#### Task brief:
Exact reproduction is required for all entries.

#### Listed entries:
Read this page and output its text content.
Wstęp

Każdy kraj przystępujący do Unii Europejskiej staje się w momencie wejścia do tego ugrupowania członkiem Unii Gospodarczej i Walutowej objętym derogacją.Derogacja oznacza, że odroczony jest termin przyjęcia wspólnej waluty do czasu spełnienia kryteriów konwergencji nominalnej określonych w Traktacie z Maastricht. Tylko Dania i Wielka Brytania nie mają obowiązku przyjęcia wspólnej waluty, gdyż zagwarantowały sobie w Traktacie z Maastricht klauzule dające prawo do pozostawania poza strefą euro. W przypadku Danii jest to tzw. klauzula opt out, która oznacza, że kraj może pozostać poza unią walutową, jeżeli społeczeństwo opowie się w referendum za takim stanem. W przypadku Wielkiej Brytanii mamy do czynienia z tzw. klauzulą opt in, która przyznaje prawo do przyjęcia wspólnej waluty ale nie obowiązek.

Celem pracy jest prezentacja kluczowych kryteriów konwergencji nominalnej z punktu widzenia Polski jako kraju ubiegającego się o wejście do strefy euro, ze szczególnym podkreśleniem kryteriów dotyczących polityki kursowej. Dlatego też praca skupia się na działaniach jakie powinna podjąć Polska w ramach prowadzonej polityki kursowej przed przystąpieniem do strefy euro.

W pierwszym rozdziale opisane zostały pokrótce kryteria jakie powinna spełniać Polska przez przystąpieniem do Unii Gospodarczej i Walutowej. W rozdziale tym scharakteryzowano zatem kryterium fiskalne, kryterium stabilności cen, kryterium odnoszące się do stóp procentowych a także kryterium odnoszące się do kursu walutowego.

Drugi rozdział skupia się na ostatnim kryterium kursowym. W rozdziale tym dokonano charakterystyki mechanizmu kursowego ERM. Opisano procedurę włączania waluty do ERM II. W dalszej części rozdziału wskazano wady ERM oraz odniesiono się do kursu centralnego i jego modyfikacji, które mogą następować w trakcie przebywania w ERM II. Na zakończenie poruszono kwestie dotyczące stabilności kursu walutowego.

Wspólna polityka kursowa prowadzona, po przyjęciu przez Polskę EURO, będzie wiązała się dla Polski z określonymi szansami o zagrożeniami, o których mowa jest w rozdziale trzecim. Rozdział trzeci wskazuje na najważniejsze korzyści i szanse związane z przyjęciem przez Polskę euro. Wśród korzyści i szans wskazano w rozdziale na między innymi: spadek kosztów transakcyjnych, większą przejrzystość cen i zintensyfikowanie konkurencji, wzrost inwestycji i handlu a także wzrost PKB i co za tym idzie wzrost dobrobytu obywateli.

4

#### Exercise response:
Read this page and output its text content.
Wstęp

Każdy kraj przystępujący do Unii Europejskiej staje się w momencie wejścia do tego ugrupowania członkiem Unii Gospodarczej i Walutowej objętym derogacją.Derogacja oznacza, że odroczony jest termin przyjęcia wspólnej waluty do czasu spełnienia kryteriów konwergencji nominalnej określonych w Traktacie z Maastricht. Tylko Dania i Wielka Brytania nie mają obowiązku przyjęcia wspólnej waluty, gdyż zagwarantowały sobie w Traktacie z Maastricht klauzule dające prawo do pozostawania poza strefą euro. W przypadku Danii jest to tzw. klauzula opt out, która oznacza, że kraj może pozostać poza unią walutową, jeżeli społeczeństwo opowie się w referendum za takim stanem. W przypadku Wielkiej Brytanii mamy do czynienia z tzw. klauzulą opt in, która przyznaje prawo do przyjęcia wspólnej waluty ale nie obowiązek.

Celem pracy jest prezentacja kluczowych kryteriów konwergencji nominalnej z punktu widzenia Polski jako kraju ubiegającego się o wejście do strefy euro, ze szczególnym podkreśleniem kryteriów dotyczących polityki kursowej. Dlatego też praca skupia się na działaniach jakie powinna podjąć Polska w ramach prowadzonej polityki kursowej przed przystąpieniem do strefy euro.

W pierwszym rozdziale opisane zostały pokrótce kryteria jakie powinna spełniać Polska przez przystąpieniem do Unii Gospodarczej i Walutowej. W rozdziale tym scharakteryzowano zatem kryterium fiskalne, kryterium stabilności cen, kryterium odnoszące się do stóp procentowych a także kryterium odnoszące się do kursu walutowego.

Drugi rozdział skupia się na ostatnim kryterium kursowym. W rozdziale tym dokonano charakterystyki mechanizmu kursowego ERM. Opisano procedurę włączania waluty do ERM II. W dalszej części rozdziału wskazano wady ERM oraz odniesiono się do kursu centralnego i jego modyfikacji, które mogą następować w trakcie przebywania w ERM II. Na zakończenie poruszono kwestie dotyczące stabilności kursu walutowego.

Wspólna polityka kursowa prowadzona, po przyjęciu przez Polskę EURO, będzie wiązała się dla Polski z określonymi szansami o zagrożeniami, o których mowa jest w rozdziale trzecim. Rozdział trzeci wskazuje na najważniejsze korzyści i szanse związane z przyjęciem przez Polskę euro. Wśród korzyści i szans wskazano w rozdziale na między innymi: spadek kosztów transakcyjnych, większą przejrzystość cen i zintensyfikowanie konkurencji, wzrost inwestycji i handlu a także wzrost PKB i co za tym idzie wzrost dobrobytu obywateli.

4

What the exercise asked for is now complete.